--- Request ---
Retype each record below word for word. Leave the pictures out.

__________________________________________________

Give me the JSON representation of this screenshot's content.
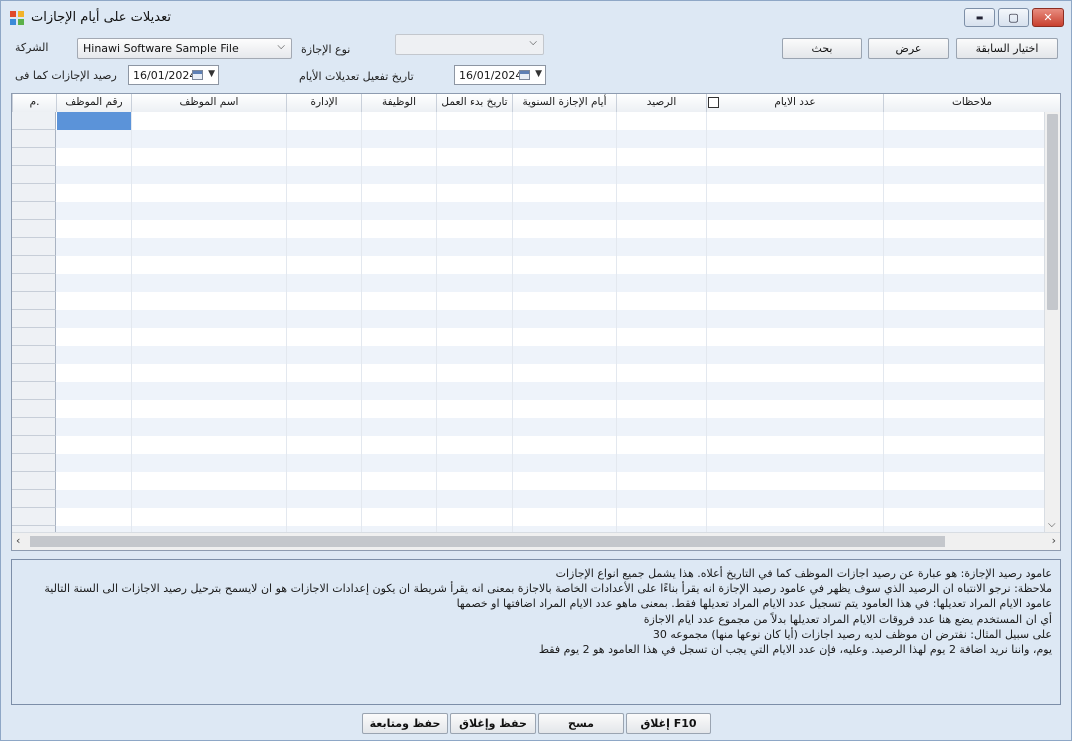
{
  "window": {
    "title": "تعديلات على أيام الإجازات",
    "controls": {
      "minimize": "▬",
      "maximize": "▢",
      "close": "✕"
    }
  },
  "filters": {
    "company_label": "الشركة",
    "company_value": "Hinawi Software Sample File",
    "leave_type_label": "نوع الإجازة",
    "leave_type_value": "",
    "balance_as_of_label": "رصيد الإجازات كما فى",
    "balance_as_of_date": "16/01/2024",
    "activation_date_label": "تاريخ تفعيل تعديلات الأيام",
    "activation_date": "16/01/2024"
  },
  "actions": {
    "prev_selection": "اختيار السابقة",
    "show": "عرض",
    "search": "بحث"
  },
  "grid": {
    "columns": [
      {
        "key": "no",
        "label": ".م"
      },
      {
        "key": "emp_no",
        "label": "رقم الموظف"
      },
      {
        "key": "emp_name",
        "label": "اسم الموظف"
      },
      {
        "key": "dept",
        "label": "الإدارة"
      },
      {
        "key": "job",
        "label": "الوظيفة"
      },
      {
        "key": "start_date",
        "label": "تاريخ بدء العمل"
      },
      {
        "key": "annual_days",
        "label": "أيام الإجازة السنوية"
      },
      {
        "key": "balance",
        "label": "الرصيد"
      },
      {
        "key": "days",
        "label": "عدد الايام"
      },
      {
        "key": "notes",
        "label": "ملاحظات"
      }
    ]
  },
  "notes": [
    "عامود رصيد الإجازة: هو عبارة عن رصيد اجازات الموظف كما في التاريخ أعلاه. هذا يشمل جميع انواع الإجازات",
    "ملاحظة: نرجو الانتباه ان الرصيد الذي سوف يظهر في عامود رصيد الإجازة انه يقرأ بناءًا على الأعدادات الخاصة بالاجازة بمعنى انه يقرأ شريطة ان يكون إعدادات الاجازات هو ان لايسمح بترحيل رصيد الاجازات الى السنة التالية",
    "عامود الايام المراد تعديلها: في هذا العامود يتم تسجيل عدد الايام المراد تعديلها فقط. بمعنى  ماهو عدد الايام المراد اضافتها او خصمها",
    "أي ان المستخدم يضع هنا عدد فروقات الايام المراد تعديلها بدلاً من مجموع عدد ايام الاجازة",
    "على سبيل المثال: نفترض ان موظف لديه رصيد اجازات (أيا كان نوعها منها) مجموعه 30",
    "يوم، واننا نريد اضافة 2 يوم لهذا الرصيد. وعليه، فإن عدد الايام التي يجب ان تسجل في هذا العامود هو 2 يوم فقط"
  ],
  "footer": {
    "close": "F10 إغلاق",
    "clear": "مسح",
    "save_close": "حفظ وإغلاق",
    "save_continue": "حفظ ومتابعة"
  }
}
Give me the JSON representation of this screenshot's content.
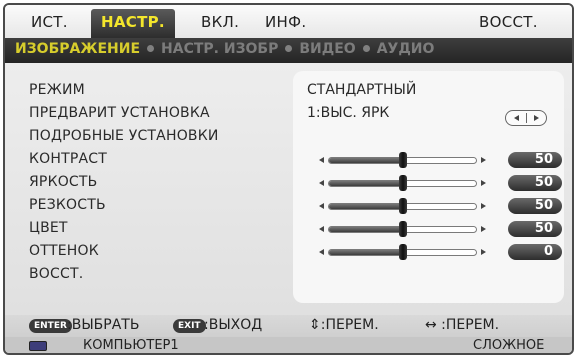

__________________________________________________

--- Exercise solution ---
Give me the JSON representation of this screenshot's content.
{
  "window": {
    "title": "تعديلات على أيام الإجازات",
    "controls": {
      "minimize": "▬",
      "maximize": "▢",
      "close": "✕"
    }
  },
  "filters": {
    "company_label": "الشركة",
    "company_value": "Hinawi Software Sample File",
    "leave_type_label": "نوع الإجازة",
    "leave_type_value": "",
    "balance_as_of_label": "رصيد الإجازات كما فى",
    "balance_as_of_date": "16/01/2024",
    "activation_date_label": "تاريخ تفعيل تعديلات الأيام",
    "activation_date": "16/01/2024"
  },
  "actions": {
    "prev_selection": "اختيار السابقة",
    "show": "عرض",
    "search": "بحث"
  },
  "grid": {
    "columns": [
      {
        "key": "no",
        "label": ".م"
      },
      {
        "key": "emp_no",
        "label": "رقم الموظف"
      },
      {
        "key": "emp_name",
        "label": "اسم الموظف"
      },
      {
        "key": "dept",
        "label": "الإدارة"
      },
      {
        "key": "job",
        "label": "الوظيفة"
      },
      {
        "key": "start_date",
        "label": "تاريخ بدء العمل"
      },
      {
        "key": "annual_days",
        "label": "أيام الإجازة السنوية"
      },
      {
        "key": "balance",
        "label": "الرصيد"
      },
      {
        "key": "days",
        "label": "عدد الايام"
      },
      {
        "key": "notes",
        "label": "ملاحظات"
      }
    ]
  },
  "notes": [
    "عامود رصيد الإجازة: هو عبارة عن رصيد اجازات الموظف كما في التاريخ أعلاه. هذا يشمل جميع انواع الإجازات",
    "ملاحظة: نرجو الانتباه ان الرصيد الذي سوف يظهر في عامود رصيد الإجازة انه يقرأ بناءًا على الأعدادات الخاصة بالاجازة بمعنى انه يقرأ شريطة ان يكون إعدادات الاجازات هو ان لايسمح بترحيل رصيد الاجازات الى السنة التالية",
    "عامود الايام المراد تعديلها: في هذا العامود يتم تسجيل عدد الايام المراد تعديلها فقط. بمعنى  ماهو عدد الايام المراد اضافتها او خصمها",
    "أي ان المستخدم يضع هنا عدد فروقات الايام المراد تعديلها بدلاً من مجموع عدد ايام الاجازة",
    "على سبيل المثال: نفترض ان موظف لديه رصيد اجازات (أيا كان نوعها منها) مجموعه 30",
    "يوم، واننا نريد اضافة 2 يوم لهذا الرصيد. وعليه، فإن عدد الايام التي يجب ان تسجل في هذا العامود هو 2 يوم فقط"
  ],
  "footer": {
    "close": "F10 إغلاق",
    "clear": "مسح",
    "save_close": "حفظ وإغلاق",
    "save_continue": "حفظ ومتابعة"
  }
}
Give me the JSON representation of this screenshot's content.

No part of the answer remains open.